Goal of the exercise | Select the lines below containing the word "this".

Listing |
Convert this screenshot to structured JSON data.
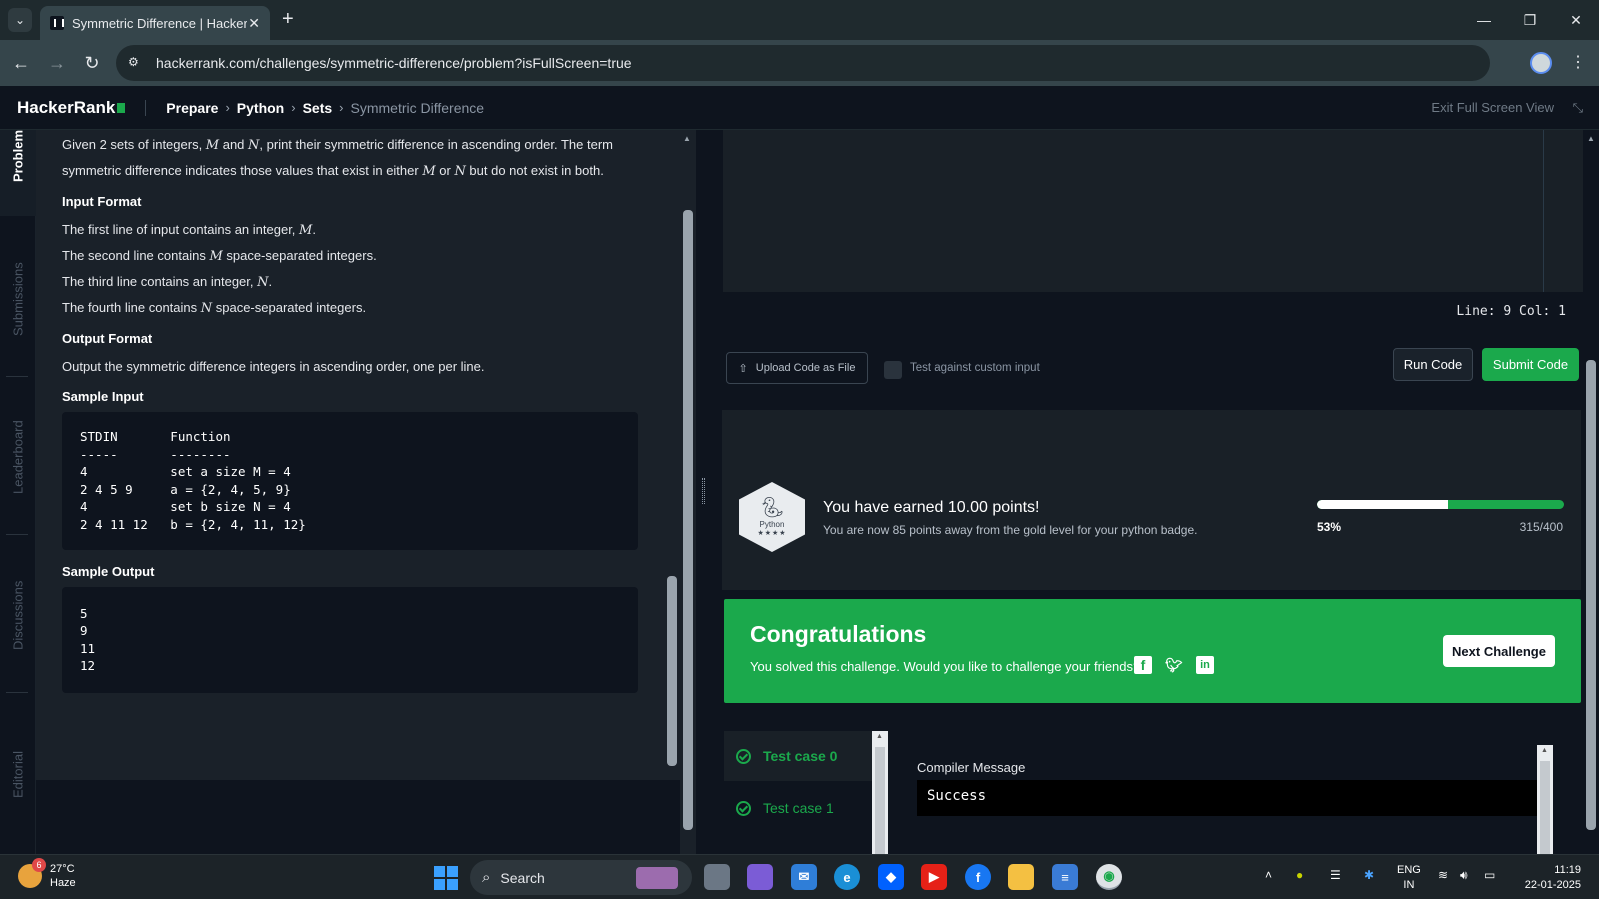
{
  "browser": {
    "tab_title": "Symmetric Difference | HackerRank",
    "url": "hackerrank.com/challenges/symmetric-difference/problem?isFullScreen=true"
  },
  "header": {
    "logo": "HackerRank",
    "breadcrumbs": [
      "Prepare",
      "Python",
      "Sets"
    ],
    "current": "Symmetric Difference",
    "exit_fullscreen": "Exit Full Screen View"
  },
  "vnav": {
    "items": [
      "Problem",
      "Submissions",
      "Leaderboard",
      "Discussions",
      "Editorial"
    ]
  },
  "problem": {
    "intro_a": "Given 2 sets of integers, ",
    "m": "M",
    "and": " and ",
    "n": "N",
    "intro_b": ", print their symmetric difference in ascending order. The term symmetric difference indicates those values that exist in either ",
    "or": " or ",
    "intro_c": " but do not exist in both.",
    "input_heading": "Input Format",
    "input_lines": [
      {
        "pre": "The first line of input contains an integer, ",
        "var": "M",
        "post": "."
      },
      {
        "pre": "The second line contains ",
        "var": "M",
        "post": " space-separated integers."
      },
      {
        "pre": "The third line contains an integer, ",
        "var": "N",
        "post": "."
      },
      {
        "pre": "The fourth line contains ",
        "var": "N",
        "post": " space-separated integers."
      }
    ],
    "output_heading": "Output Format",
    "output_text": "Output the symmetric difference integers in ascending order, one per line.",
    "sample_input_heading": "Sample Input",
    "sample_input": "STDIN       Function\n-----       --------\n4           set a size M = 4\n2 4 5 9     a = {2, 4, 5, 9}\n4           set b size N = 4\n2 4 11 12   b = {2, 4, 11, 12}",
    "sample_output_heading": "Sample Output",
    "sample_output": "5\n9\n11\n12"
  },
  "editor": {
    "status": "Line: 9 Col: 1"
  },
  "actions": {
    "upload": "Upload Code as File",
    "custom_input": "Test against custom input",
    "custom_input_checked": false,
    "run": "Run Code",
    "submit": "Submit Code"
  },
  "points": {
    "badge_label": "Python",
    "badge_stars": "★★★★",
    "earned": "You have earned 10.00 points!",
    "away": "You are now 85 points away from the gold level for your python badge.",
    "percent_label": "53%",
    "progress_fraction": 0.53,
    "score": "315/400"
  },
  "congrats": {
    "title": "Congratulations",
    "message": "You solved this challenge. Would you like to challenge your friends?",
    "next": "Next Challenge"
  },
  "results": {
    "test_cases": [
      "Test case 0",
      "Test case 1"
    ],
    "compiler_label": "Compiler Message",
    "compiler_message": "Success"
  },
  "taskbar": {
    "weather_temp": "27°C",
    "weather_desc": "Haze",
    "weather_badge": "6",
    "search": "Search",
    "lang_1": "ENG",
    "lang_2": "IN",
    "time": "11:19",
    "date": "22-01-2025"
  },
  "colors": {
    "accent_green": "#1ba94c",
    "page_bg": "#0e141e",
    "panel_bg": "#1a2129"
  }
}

Complete output |
Convert this screenshot to structured JSON data.
    "message": "You solved this challenge. Would you like to challenge your friends?",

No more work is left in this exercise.